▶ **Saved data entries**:
○ ○ ○ ○ ○

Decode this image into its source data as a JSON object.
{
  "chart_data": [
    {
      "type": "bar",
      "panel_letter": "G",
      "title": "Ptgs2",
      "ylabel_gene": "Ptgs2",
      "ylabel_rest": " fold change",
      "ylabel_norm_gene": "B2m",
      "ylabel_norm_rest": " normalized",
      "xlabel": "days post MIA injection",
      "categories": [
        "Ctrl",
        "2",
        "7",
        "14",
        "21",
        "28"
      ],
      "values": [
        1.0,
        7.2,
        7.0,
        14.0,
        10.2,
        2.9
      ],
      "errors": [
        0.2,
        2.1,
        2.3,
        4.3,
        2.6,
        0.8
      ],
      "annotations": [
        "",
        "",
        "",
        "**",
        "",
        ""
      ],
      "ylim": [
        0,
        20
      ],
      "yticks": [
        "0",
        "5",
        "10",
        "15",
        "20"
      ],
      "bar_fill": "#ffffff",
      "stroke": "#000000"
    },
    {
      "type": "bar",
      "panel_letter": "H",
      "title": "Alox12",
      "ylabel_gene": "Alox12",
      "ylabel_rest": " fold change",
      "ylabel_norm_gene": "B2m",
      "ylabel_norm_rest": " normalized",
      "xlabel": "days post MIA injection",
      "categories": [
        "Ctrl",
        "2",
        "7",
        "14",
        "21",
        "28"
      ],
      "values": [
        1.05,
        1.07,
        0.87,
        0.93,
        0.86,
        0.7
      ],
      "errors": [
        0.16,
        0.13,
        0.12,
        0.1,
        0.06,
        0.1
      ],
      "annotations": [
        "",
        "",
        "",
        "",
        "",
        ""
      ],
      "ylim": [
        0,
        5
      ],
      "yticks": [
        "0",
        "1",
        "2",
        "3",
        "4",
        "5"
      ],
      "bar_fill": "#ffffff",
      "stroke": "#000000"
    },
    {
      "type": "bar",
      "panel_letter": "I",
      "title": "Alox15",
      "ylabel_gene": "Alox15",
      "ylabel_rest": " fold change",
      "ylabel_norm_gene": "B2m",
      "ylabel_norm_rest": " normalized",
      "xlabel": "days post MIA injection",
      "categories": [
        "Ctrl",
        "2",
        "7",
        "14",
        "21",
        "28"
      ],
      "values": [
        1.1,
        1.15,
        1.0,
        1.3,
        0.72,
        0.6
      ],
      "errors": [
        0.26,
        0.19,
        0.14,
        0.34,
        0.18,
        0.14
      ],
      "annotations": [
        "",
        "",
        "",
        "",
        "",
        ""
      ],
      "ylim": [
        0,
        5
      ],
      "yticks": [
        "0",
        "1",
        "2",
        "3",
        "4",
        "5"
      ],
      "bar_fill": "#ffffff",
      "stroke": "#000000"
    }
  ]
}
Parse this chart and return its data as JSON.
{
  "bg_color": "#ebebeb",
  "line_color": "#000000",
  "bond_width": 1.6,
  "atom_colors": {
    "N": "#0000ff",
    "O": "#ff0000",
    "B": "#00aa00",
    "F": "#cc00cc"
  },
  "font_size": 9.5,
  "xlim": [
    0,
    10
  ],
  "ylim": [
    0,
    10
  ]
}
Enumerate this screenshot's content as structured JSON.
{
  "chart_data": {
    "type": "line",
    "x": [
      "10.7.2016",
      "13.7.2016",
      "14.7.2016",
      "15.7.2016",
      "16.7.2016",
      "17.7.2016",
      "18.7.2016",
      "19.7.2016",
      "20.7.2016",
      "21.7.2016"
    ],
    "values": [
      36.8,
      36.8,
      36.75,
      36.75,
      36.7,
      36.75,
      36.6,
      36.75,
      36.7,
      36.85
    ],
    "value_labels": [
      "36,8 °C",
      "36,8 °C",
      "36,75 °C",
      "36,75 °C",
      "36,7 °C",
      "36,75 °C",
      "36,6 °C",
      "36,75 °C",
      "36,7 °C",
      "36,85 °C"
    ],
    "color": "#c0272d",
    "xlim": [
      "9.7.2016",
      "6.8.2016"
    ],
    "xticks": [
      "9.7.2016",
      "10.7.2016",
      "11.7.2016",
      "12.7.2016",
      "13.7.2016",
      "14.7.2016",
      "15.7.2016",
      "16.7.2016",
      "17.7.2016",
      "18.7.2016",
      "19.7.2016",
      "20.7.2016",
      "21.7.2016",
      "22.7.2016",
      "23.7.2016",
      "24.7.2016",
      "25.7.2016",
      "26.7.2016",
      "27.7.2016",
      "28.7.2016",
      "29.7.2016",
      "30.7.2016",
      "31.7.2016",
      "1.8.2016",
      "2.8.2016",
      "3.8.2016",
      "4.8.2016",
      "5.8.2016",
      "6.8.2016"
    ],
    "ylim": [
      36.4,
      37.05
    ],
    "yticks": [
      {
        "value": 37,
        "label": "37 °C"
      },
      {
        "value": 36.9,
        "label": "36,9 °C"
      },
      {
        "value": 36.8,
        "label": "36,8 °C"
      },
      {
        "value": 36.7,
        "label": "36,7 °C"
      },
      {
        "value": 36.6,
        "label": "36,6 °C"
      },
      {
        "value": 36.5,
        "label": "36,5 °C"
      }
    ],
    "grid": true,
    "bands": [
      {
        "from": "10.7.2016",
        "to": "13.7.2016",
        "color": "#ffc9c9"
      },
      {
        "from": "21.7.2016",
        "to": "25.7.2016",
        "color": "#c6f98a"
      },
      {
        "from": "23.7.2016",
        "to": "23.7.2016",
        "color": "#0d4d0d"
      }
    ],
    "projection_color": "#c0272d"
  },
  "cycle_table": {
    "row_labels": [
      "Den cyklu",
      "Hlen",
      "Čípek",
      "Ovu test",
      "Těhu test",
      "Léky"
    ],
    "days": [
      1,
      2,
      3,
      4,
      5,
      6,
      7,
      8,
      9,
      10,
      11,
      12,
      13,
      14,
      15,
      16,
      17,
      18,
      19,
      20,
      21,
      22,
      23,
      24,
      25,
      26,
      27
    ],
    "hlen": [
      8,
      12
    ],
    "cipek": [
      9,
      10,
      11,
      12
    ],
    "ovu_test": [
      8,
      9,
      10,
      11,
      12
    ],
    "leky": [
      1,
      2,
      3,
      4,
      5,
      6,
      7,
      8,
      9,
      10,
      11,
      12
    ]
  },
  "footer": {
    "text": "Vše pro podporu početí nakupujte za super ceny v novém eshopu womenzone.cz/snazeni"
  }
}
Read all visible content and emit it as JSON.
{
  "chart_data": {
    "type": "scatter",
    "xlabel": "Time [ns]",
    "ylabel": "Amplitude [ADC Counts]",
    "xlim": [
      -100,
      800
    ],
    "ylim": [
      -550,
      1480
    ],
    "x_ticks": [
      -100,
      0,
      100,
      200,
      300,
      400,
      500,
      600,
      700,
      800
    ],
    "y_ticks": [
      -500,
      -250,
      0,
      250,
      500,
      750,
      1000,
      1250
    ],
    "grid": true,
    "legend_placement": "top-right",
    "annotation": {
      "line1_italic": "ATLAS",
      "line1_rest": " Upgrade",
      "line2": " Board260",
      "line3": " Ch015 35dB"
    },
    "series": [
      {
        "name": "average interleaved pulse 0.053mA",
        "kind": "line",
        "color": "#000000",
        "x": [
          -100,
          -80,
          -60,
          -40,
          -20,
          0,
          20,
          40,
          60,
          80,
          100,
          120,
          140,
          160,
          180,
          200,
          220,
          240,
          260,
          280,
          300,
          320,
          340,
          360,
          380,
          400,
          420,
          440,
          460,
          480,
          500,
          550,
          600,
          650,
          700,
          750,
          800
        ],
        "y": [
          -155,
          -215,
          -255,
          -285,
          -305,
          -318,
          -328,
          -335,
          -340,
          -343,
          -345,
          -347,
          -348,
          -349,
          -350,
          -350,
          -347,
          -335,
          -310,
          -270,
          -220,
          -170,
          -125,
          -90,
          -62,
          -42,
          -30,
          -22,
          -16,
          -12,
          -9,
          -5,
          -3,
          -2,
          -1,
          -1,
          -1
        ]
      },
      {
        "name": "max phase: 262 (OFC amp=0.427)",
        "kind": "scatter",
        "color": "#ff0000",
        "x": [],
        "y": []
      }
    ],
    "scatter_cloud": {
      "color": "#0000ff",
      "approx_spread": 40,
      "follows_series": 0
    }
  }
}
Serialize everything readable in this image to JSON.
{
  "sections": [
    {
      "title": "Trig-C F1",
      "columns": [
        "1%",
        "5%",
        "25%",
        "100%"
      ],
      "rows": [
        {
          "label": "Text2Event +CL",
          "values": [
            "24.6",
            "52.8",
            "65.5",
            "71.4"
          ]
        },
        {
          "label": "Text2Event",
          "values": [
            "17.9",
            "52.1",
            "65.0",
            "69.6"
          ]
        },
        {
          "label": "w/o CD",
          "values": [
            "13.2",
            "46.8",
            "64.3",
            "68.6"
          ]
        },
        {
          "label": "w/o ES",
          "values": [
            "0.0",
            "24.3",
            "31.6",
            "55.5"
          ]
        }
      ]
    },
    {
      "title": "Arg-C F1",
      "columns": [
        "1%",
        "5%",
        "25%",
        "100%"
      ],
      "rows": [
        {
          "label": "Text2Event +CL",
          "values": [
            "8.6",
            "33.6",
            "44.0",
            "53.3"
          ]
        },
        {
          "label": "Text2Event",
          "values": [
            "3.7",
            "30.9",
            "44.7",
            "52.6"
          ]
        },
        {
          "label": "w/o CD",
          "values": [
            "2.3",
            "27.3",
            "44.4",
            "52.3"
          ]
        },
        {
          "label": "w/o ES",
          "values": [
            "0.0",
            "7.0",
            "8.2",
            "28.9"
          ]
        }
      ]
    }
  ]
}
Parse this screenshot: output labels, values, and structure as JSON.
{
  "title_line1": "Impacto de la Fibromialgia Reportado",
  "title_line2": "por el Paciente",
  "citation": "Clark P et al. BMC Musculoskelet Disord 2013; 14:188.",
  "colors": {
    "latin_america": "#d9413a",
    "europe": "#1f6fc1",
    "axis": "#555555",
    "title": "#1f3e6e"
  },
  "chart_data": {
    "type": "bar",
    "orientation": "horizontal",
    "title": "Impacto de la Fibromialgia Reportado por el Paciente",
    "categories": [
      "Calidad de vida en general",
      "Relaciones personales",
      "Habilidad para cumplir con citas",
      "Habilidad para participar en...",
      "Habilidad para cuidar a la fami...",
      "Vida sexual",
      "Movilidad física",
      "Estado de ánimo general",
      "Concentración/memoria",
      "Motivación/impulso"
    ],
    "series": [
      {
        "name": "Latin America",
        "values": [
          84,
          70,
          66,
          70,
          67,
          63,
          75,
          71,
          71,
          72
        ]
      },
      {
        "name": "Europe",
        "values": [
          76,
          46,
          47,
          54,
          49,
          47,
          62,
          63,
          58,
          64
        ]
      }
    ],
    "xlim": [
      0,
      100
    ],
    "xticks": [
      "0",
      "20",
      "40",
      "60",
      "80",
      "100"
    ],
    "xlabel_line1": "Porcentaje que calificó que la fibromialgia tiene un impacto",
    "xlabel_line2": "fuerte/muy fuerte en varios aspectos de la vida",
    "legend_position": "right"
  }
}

○ ○ ○ ○ ○

▶ **PROBLEM DESCRIPTION**: Pick out every line above that holds the word "para" and copy it.

▶ **OUTPUT BELOW**:
      "Habilidad para cumplir con citas",
      "Habilidad para participar en...",
      "Habilidad para cuidar a la fami...",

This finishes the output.